■ **Sección del documento**
------
El mundo de lo infantil y el de la danza se unen en una obra única del francés Maurice Ravel. Original para piano a cuatro manos (1910), creció hasta llegar a ser un ballet (1912), todo ello basado en cinco cuentos infantiles.
Por Mario Mora
Maurice Ravel y sus circunstancias
La común cita de Ortega y Gasset, ‘Yo soy yo y mis circunstancias’, podría aplicarse a muchos artistas y creadores, especialmente a algunos como Maurice Ravel. De origen francés, nacido en 1875 en Ciboure, siempre recalcó su relación con España: orgulloso vasco, sonreía al mencionar constantemente en sus entrevistas el hecho de que sus padres, Pierre-Joseph y Marie, se conocieron en Madrid. Algunas misivas las iniciaba con un ‘Ongi Ethori‘ (sic.), e incluso de Joaquín Turina se despidió en otra carta, en una visita a Madrid, con un ‘desde tú (o mi) patria’.
Esta circunstancia hizo que mucha de su música sea y suene española. Otras circunstancias como conocer al pianista Paul Wittgenstein, sin brazo derecho, le hizo responder al encargo de escribir un Concierto para la mano izquierda; cruzarse en su carrera con Serguéi Diáguilev provocó una concentración de piezas bailables y de ballets en su catálogo; y así tantos y tantos hechos que condicionaron indudablemente una obra marcada por las eventualidades.
------
■ **Tarea planteada a**
Según el texto sobre Maurice Ravel, ¿en qué ciudad se conocieron sus padres?

Registros de datos:
------
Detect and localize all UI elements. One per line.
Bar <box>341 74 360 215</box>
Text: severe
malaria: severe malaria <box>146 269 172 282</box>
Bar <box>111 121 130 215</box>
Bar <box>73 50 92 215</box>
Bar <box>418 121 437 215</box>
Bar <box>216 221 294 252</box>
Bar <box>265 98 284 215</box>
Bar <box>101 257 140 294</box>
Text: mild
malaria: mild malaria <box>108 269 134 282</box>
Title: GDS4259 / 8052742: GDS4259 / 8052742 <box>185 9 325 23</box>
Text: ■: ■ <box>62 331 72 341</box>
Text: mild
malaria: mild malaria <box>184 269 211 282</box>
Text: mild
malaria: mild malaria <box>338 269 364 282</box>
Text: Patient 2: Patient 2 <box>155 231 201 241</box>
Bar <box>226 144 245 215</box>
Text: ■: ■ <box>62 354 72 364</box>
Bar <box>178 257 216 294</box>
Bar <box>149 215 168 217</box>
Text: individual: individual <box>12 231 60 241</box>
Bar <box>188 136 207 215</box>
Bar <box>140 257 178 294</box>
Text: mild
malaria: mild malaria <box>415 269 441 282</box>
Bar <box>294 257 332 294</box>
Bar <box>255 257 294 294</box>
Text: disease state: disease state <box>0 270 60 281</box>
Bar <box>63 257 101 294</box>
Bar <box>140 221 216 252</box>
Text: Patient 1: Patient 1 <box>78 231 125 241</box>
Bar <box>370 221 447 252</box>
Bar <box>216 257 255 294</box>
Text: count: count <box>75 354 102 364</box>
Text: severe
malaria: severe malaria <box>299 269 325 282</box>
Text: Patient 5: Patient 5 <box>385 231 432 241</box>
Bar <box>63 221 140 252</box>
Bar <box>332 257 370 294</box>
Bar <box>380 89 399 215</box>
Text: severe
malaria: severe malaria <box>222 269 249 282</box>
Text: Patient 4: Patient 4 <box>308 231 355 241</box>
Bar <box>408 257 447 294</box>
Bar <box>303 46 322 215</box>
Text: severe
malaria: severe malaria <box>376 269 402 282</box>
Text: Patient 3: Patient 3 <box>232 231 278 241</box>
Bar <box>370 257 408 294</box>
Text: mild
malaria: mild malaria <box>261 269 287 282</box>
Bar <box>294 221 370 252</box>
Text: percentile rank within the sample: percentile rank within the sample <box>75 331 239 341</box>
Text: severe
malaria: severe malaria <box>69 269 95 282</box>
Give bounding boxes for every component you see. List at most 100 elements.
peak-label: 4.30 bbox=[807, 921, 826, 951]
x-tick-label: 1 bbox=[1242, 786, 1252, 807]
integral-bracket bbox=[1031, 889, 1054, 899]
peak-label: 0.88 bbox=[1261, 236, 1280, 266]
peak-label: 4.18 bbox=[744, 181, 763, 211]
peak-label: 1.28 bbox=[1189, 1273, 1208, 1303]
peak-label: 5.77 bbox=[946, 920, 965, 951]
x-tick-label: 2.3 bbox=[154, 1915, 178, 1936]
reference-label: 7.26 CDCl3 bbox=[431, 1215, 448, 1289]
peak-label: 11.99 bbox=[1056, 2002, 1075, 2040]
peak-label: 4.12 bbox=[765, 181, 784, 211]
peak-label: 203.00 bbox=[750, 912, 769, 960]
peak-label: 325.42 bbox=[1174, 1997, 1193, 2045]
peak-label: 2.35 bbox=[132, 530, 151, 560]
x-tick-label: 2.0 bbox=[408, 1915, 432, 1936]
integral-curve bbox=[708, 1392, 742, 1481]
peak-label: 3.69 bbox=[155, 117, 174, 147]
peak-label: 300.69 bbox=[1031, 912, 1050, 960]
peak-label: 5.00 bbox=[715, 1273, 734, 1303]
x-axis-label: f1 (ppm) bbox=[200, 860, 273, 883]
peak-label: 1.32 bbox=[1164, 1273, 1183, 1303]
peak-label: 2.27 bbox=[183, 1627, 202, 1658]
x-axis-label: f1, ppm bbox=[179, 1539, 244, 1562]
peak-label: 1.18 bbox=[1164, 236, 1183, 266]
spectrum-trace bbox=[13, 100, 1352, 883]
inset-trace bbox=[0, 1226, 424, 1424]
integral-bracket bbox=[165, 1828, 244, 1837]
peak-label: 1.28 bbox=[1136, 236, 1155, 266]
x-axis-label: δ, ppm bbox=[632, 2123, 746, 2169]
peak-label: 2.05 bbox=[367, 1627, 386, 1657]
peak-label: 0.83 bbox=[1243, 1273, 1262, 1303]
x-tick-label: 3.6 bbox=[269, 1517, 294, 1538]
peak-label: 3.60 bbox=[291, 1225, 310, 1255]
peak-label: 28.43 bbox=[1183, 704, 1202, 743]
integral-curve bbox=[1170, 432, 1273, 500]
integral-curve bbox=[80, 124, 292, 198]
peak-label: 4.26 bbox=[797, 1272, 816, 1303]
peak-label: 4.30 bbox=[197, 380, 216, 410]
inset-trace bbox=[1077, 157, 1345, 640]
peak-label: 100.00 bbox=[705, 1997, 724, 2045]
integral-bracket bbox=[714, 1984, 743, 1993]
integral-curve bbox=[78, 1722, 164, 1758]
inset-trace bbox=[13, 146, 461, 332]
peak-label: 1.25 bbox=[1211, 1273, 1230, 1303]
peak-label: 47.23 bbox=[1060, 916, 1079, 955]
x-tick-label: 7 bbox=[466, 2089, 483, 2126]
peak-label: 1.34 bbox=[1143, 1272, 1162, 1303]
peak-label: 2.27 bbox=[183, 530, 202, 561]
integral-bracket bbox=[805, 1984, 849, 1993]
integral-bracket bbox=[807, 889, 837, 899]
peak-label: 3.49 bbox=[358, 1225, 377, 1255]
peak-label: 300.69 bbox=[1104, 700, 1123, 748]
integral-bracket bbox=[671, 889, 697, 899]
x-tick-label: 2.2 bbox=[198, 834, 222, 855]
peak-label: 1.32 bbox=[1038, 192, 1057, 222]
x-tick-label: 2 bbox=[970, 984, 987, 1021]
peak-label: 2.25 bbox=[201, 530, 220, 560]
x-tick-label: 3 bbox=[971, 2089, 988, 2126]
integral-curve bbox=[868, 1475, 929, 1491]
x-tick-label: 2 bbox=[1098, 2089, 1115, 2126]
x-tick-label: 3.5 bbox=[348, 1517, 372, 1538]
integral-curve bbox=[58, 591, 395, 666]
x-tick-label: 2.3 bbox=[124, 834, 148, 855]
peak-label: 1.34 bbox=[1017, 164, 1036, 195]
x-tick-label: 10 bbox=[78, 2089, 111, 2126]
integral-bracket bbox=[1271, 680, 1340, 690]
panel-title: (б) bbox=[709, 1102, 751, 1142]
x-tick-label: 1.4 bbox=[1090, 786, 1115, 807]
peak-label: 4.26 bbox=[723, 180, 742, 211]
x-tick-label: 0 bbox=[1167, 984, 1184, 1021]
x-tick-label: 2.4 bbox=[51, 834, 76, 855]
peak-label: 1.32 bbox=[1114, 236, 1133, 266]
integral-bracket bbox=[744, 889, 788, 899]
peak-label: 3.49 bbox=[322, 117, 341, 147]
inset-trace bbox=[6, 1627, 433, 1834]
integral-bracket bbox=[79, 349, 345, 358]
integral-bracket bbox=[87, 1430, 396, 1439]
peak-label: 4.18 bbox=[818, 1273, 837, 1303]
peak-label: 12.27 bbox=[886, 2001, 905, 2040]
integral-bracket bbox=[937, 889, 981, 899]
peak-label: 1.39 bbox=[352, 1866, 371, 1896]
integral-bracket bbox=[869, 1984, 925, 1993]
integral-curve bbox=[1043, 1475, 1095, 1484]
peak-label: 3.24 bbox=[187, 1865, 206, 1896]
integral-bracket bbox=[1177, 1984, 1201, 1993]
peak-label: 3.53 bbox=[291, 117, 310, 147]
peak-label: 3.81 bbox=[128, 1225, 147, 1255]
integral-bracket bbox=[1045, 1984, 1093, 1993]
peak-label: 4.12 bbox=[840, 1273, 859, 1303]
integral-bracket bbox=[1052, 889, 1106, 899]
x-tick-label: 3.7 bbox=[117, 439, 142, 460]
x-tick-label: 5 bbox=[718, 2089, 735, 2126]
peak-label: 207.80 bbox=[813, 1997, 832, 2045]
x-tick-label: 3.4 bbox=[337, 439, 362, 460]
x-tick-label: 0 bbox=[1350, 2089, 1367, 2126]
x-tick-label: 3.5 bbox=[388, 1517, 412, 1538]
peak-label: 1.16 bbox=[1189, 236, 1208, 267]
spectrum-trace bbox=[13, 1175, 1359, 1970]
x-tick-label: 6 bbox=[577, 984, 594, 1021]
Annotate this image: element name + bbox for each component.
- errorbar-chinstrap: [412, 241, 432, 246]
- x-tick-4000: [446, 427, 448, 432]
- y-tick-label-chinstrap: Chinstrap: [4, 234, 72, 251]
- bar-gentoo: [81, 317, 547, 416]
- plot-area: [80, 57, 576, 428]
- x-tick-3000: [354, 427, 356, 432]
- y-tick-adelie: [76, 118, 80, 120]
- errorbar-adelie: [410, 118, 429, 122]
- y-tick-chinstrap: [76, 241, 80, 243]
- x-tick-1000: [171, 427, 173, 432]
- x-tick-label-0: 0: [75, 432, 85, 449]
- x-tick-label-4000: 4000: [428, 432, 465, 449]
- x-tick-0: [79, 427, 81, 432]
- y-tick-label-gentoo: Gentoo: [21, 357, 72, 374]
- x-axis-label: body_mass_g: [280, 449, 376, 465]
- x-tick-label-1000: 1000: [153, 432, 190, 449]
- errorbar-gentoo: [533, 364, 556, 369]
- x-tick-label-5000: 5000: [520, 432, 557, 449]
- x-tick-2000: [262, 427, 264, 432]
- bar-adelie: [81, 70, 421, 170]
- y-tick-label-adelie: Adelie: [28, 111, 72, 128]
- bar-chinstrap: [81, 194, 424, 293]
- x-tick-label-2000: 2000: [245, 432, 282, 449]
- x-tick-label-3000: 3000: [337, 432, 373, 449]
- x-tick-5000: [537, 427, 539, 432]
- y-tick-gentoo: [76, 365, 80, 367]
------
■ **Tarea planteada b**
Reescribe los registros desde su inicio hasta la línea que contiene "Bar <box>216 221 294 252</box>", ambas incluidas, y cambia "Bar" por "Barra" sin tocar nada más.

■ **Respuesta final a**
En Madrid.

■ **Respuesta final b**
Detect and localize all UI elements. One per line.
Barra <box>341 74 360 215</box>
Text: severe
malaria: severe malaria <box>146 269 172 282</box>
Barra <box>111 121 130 215</box>
Barra <box>73 50 92 215</box>
Barra <box>418 121 437 215</box>
Barra <box>216 221 294 252</box>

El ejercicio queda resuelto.